>>>>
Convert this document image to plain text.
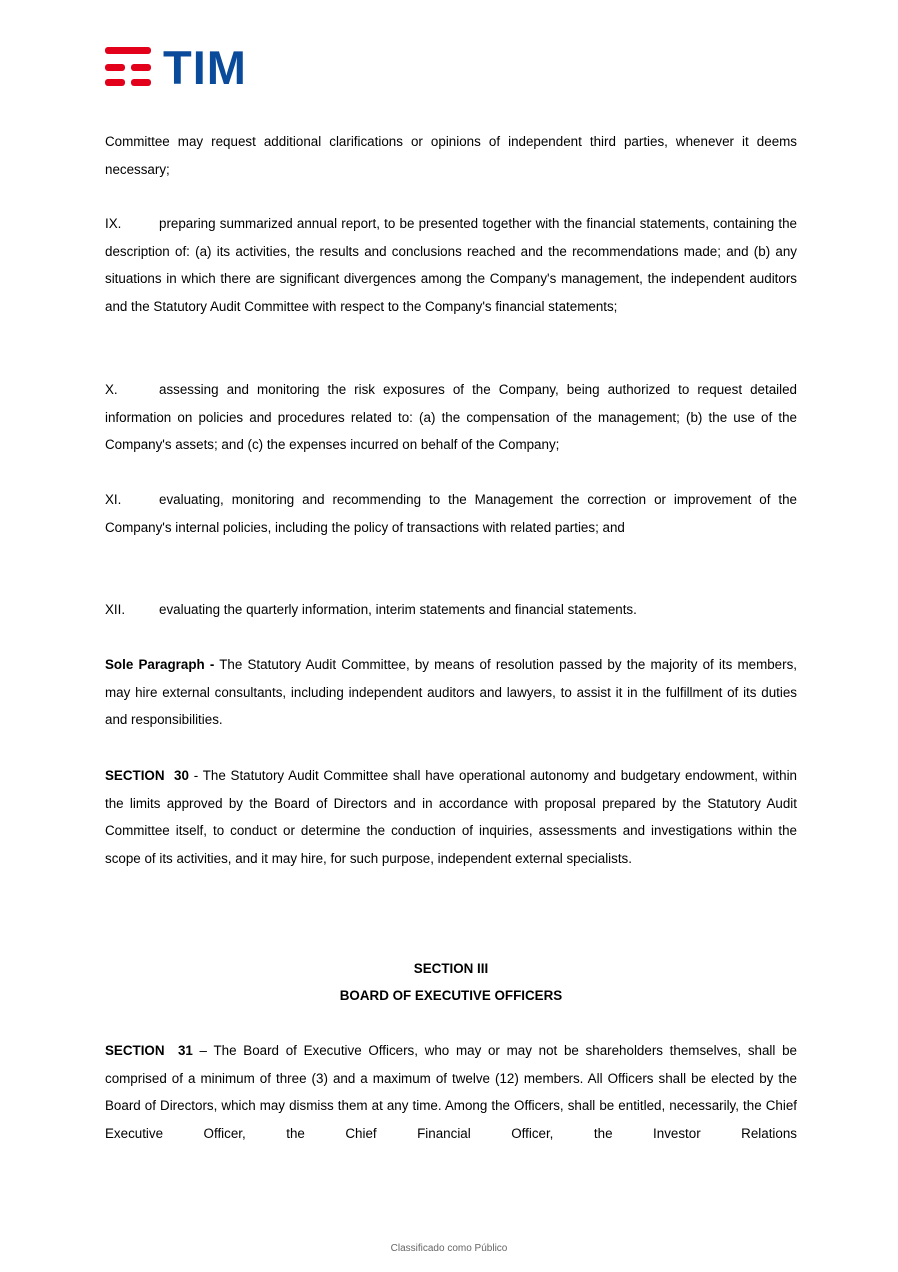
TIM
Committee may request additional clarifications or opinions of independent third parties, whenever it deems necessary;
IX.	preparing summarized annual report, to be presented together with the financial statements, containing the description of: (a) its activities, the results and conclusions reached and the recommendations made; and (b) any situations in which there are significant divergences among the Company's management, the independent auditors and the Statutory Audit Committee with respect to the Company's financial statements;
X.	assessing and monitoring the risk exposures of the Company, being authorized to request detailed information on policies and procedures related to: (a) the compensation of the management; (b) the use of the Company's assets; and (c) the expenses incurred on behalf of the Company;
XI.	evaluating, monitoring and recommending to the Management the correction or improvement of the Company's internal policies, including the policy of transactions with related parties; and
XII.	evaluating the quarterly information, interim statements and financial statements.
Sole Paragraph - The Statutory Audit Committee, by means of resolution passed by the majority of its members, may hire external consultants, including independent auditors and lawyers, to assist it in the fulfillment of its duties and responsibilities.
SECTION  30 - The Statutory Audit Committee shall have operational autonomy and budgetary endowment, within the limits approved by the Board of Directors and in accordance with proposal prepared by the Statutory Audit Committee itself, to conduct or determine the conduction of inquiries, assessments and investigations within the scope of its activities, and it may hire, for such purpose, independent external specialists.
SECTION III
BOARD OF EXECUTIVE OFFICERS
SECTION  31 – The Board of Executive Officers, who may or may not be shareholders themselves, shall be comprised of a minimum of three (3) and a maximum of twelve (12) members. All Officers shall be elected by the Board of Directors, which may dismiss them at any time. Among the Officers, shall be entitled, necessarily, the Chief Executive Officer, the Chief Financial Officer, the Investor Relations
Classificado como Público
<<<<
WORK INSTRUCTIONS -> Reproduce the records above exactly, leaving out every picture they contain.

SOLUTION TO THE EXERCISE ->
Convert this document image to plain text.
TIM
Committee may request additional clarifications or opinions of independent third parties, whenever it deems necessary;
IX.	preparing summarized annual report, to be presented together with the financial statements, containing the description of: (a) its activities, the results and conclusions reached and the recommendations made; and (b) any situations in which there are significant divergences among the Company's management, the independent auditors and the Statutory Audit Committee with respect to the Company's financial statements;
X.	assessing and monitoring the risk exposures of the Company, being authorized to request detailed information on policies and procedures related to: (a) the compensation of the management; (b) the use of the Company's assets; and (c) the expenses incurred on behalf of the Company;
XI.	evaluating, monitoring and recommending to the Management the correction or improvement of the Company's internal policies, including the policy of transactions with related parties; and
XII.	evaluating the quarterly information, interim statements and financial statements.
Sole Paragraph - The Statutory Audit Committee, by means of resolution passed by the majority of its members, may hire external consultants, including independent auditors and lawyers, to assist it in the fulfillment of its duties and responsibilities.
SECTION  30 - The Statutory Audit Committee shall have operational autonomy and budgetary endowment, within the limits approved by the Board of Directors and in accordance with proposal prepared by the Statutory Audit Committee itself, to conduct or determine the conduction of inquiries, assessments and investigations within the scope of its activities, and it may hire, for such purpose, independent external specialists.
SECTION III
BOARD OF EXECUTIVE OFFICERS
SECTION  31 – The Board of Executive Officers, who may or may not be shareholders themselves, shall be comprised of a minimum of three (3) and a maximum of twelve (12) members. All Officers shall be elected by the Board of Directors, which may dismiss them at any time. Among the Officers, shall be entitled, necessarily, the Chief Executive Officer, the Chief Financial Officer, the Investor Relations
Classificado como Público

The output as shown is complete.